→ **Aufgaben**:
**A)** Was kommt im Forenthread über Monitor und Halterung links vom Hauptbildschirm, wenn der Schreibtisch zu Ende ist?
**B)** Schreib den Forenthread über Monitor und Halterung ab seinem letzten Satz weiter.

=== Dokument ===

Nun... Wenn man sich es durchdenkt sollte es doch die bessere investition sein? Nur wird die Geschichte mit Standfuß dann sehr fraglich 
Mein jetziger zweitmoni ist etwas breiter als wenn ich den X-Star Hochkannt stellen würde.
Komplett star sollte es nicht sein, sonst kann ich die Schränke wahrscheinlich nicht öffnen...
Amazon basic (ist halt schwarz und etwas günstiger) Bietet da schon ziemlich viel, aber auch für 115€..
AmazonBasics Tischhalterung (K001387) Preisvergleich | Geizhals Deutschland
Der Arctic Z1 sollte da hoffentlich auch genügen für 40€ oder? 
Arctic Z1 Monitor Arm schwarz Preisvergleich | Geizhals Deutschland

Das ist jetzt alles für den fall wenn ich doch direkt ein Hauptmonitor tausch durchführen würde...  arg qual der wahl 
Vorteil : Vieles direkt und groß... Nachteil: Kostet auch am Meisten auf einmal (Dafür muss man in Zukunft nicht mehr nochmal zahlen, da ich dann 2 wqHD screens hab)


Letztendlich bleiben die Fragen
- Lohnt sich der Direkte umtausch des Hauptmonitors?
- Ist der Monitor fürs gaming geeignet oder gibt es was besseres für P/L ? (Nicht das wieder schlierenbildung erkennbar ist in schnellen bildern) 
- welche Halterung


----------



## Mitchpuken (8. Oktober 2017)

Auf dem zweiten Bild sehe ich das eigentliche Problem. Wegen dem Kästchen kann du dein zweiten Monitor nicht direkt neben den Hautpmonitor stellen, hmm. Links davon geht nicht? Kannst du noch ein Foto machen auf man mehr sehen kann?

Wäre ein Montage am Schrank rechts eine Option? Damit hättest du auch wieder etwas mehr Platz auf dem Schreibtisch die Kabel dürfte hier nicht weiter stören 

Wie was wie groß sein kann, kannst du einfach mit Schablonen aus Karton ausprobieren :9

Beim Bildschirm kann ich dir nicht helfen, suche selbst in dem Bereich was für mich.


----------



## Frontline25 (8. Oktober 2017)

Also um die Linke seite kurz zu beschreiben: Links vom Hauptbildschirm ist schon der schreibtisch zu ende (In die Fassung passt vielleicht gerade so noch ein sehr schmaller 28-29" Monitor als Hauptmonitor) und dann kommt mein Bett 
Es ist halt eine komplette Schrankwand mit bett... Deswegen kann ich auch nicht so einfach den "Schreibtisch" austauschen ....

=== Gesammelte Daten ===

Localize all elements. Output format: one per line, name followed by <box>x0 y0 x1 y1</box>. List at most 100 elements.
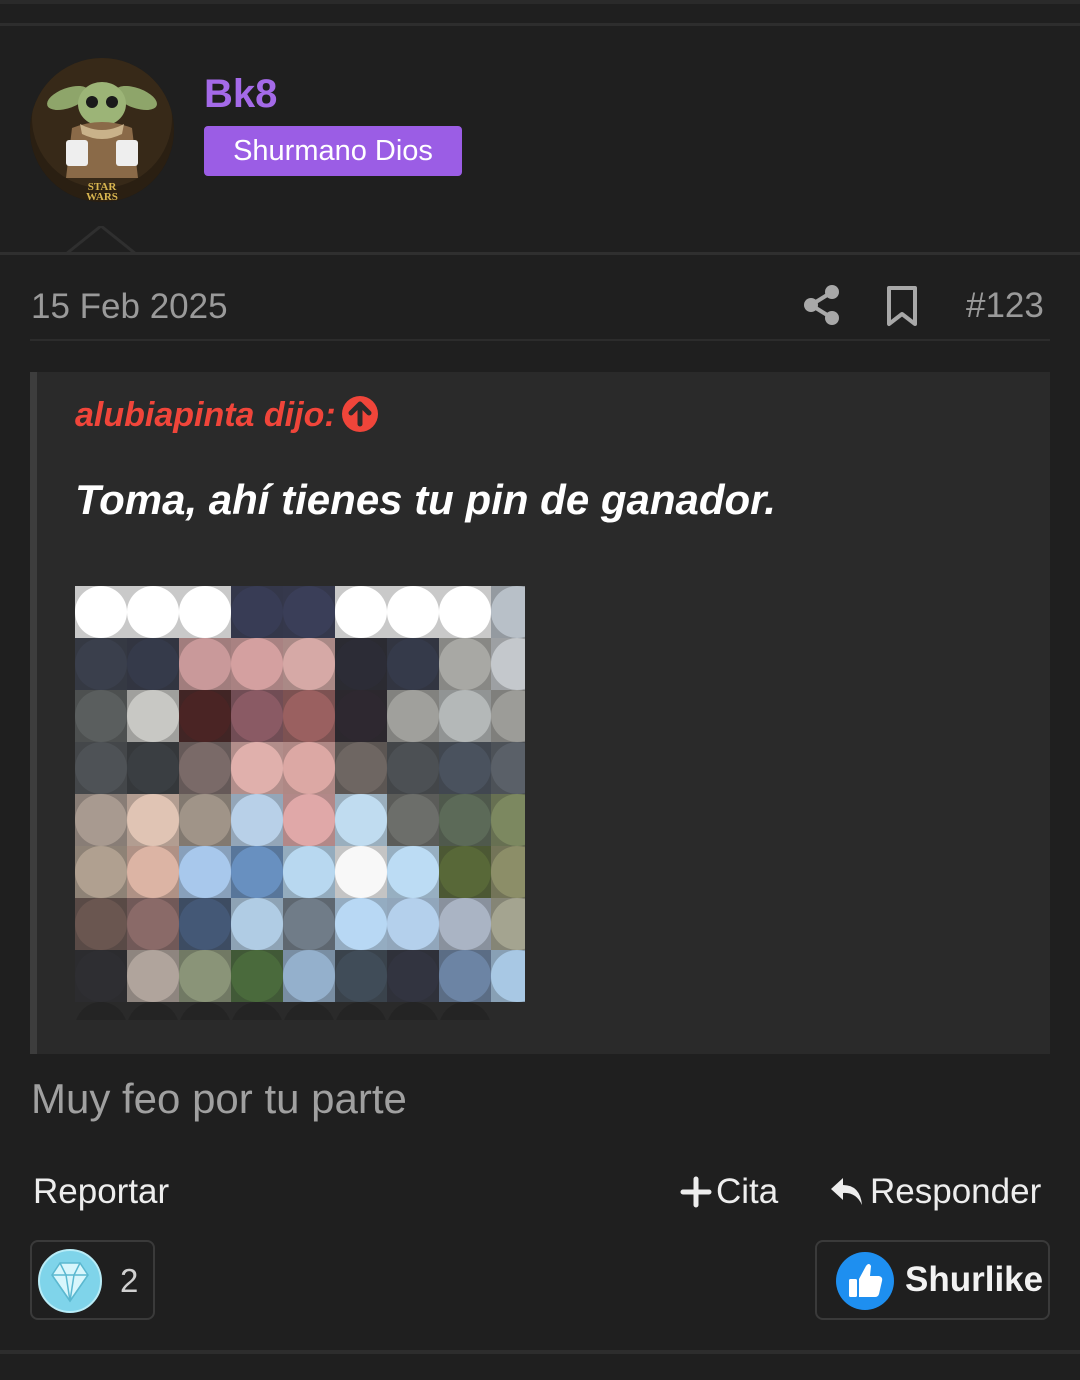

===

→ **Lösungen**:
**A)** Das Bett.

**B)**
Eine Montage am Schrank? Ich glaube das wäre eher Suboptimal und macht löcher ^^' 

Ich werd aufjedenfall noch alle anderen Threads im Auge behalten, leider bin ich denke ich von IPS von der Blickwinkelstabilität und Farben etwas verwöhnt  Was die Auswahl doch schwierig macht..

PS: Interressanter Weise werden mir irgendwie nicht alle angebote angezeigt bei der suche in Geizhalz
LCD-Monitore mit Diagonale bis 28", Auflösung: 2560x1440 (WQHD), Panel: AH-IPS/IPS, Maximale Signalfrequenz (vertikal): ab 120Hz Preisvergleich | Geizhals Deutschland
Acer XF270HUAbmiidprzx Preisvergleich | Geizhals Deutschland
Es gibt zwar die ältere version in der Suche, der neue und dadurch auch Produzierte/Billigere taucht jedoch garnicht auf ...
PS2: Ooh... Anscheinend hat der Acer nicht die Vertikale Wiederholfrequenz (Viel zu spät bemerkt ) Aber ist das nun was negatives? Waren nicht eigendlich die Vertikalen Frequenzen die wiederholrate?


----------



## Mitchpuken (9. Oktober 2017)

"Bildwiederholungsfrequenz" meinst du wahrscheinlich. Da gibt es wohl nichts mit 120hz. So solten die Filter stimmen, aber es kamen nur 2 Modelle daszu^^ LCD-Monitore mit Diagonale bis 28", Auflösung: 2560x1440 (WQHD), Panel: AH-IPS/IPS, Bildwiederholfrequenz: ab 144Hz Preisvergleich | Geizhals Deutschland

Zwei Bildschirme übereinander geht also nicht? Eine andere Möglichkeit sehe ich noch darin, dass du mit meinem Monitorarm, welcher auf der Sitzseite rechts geklemmt wird, den Bildschirm so stellen kannst, dass er nicht im Weg wäre. Von dem Teil des Tisches (die rechte Kante/Eck) hast du ja derzeit auch nichts, also würde du nicht noch mehr Platz verlieren.


----------



## Frontline25 (9. Oktober 2017)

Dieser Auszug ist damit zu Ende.